*What is needed:* Copy out all lines carrying the word "screenshot".

■ ■ ■ ■ ■ ■ ■

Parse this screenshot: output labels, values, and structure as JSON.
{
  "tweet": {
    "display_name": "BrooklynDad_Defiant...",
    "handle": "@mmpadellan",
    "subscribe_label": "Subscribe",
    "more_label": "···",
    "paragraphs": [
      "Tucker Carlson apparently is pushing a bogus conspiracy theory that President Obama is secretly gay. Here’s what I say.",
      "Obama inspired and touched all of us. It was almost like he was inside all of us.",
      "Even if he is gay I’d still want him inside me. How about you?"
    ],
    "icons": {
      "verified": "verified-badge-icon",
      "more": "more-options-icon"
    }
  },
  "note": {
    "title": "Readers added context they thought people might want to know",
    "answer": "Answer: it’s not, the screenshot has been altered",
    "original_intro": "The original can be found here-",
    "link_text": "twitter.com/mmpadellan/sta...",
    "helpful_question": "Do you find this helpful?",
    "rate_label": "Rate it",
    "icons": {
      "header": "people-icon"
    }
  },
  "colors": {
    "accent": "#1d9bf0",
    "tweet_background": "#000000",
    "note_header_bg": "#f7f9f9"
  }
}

■ ■ ■ ■ ■ ■ ■

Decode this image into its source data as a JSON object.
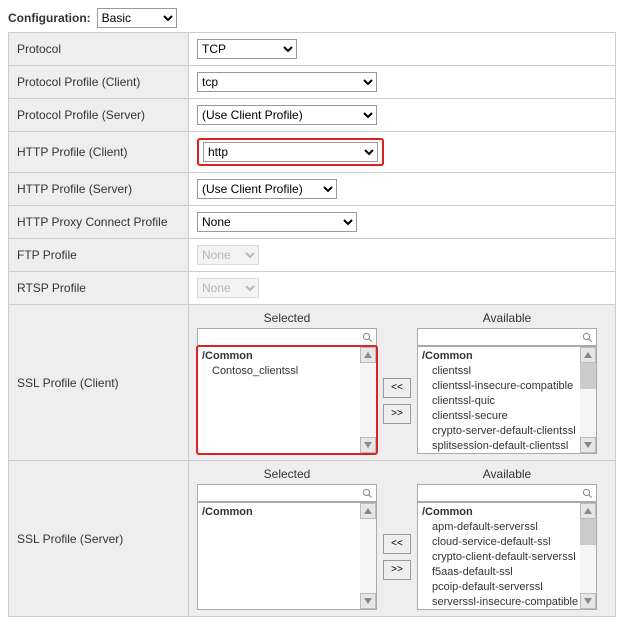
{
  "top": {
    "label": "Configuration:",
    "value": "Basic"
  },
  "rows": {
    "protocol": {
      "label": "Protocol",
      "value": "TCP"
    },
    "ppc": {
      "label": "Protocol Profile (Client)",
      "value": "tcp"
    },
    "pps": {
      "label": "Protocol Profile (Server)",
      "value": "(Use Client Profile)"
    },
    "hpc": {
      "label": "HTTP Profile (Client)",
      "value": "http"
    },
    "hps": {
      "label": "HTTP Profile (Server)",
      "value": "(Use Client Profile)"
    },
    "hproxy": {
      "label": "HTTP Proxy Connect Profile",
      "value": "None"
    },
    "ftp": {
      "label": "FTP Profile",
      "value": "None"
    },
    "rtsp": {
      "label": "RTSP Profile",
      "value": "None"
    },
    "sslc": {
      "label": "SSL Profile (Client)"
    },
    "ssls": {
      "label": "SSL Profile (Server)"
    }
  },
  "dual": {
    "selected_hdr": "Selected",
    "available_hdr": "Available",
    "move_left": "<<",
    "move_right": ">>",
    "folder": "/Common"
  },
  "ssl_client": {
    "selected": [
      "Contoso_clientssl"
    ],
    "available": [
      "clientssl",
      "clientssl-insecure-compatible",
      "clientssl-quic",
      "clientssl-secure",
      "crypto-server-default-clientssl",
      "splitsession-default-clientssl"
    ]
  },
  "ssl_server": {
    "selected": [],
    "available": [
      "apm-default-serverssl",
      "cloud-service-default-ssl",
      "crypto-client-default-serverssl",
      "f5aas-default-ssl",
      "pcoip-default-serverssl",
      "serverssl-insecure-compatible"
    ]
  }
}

■ ■ ■ ■ ■ ■ ■

*Written answer:*
Parse this screenshot: output labels, values, and structure as JSON.
    "answer": "Answer: it’s not, the screenshot has been altered",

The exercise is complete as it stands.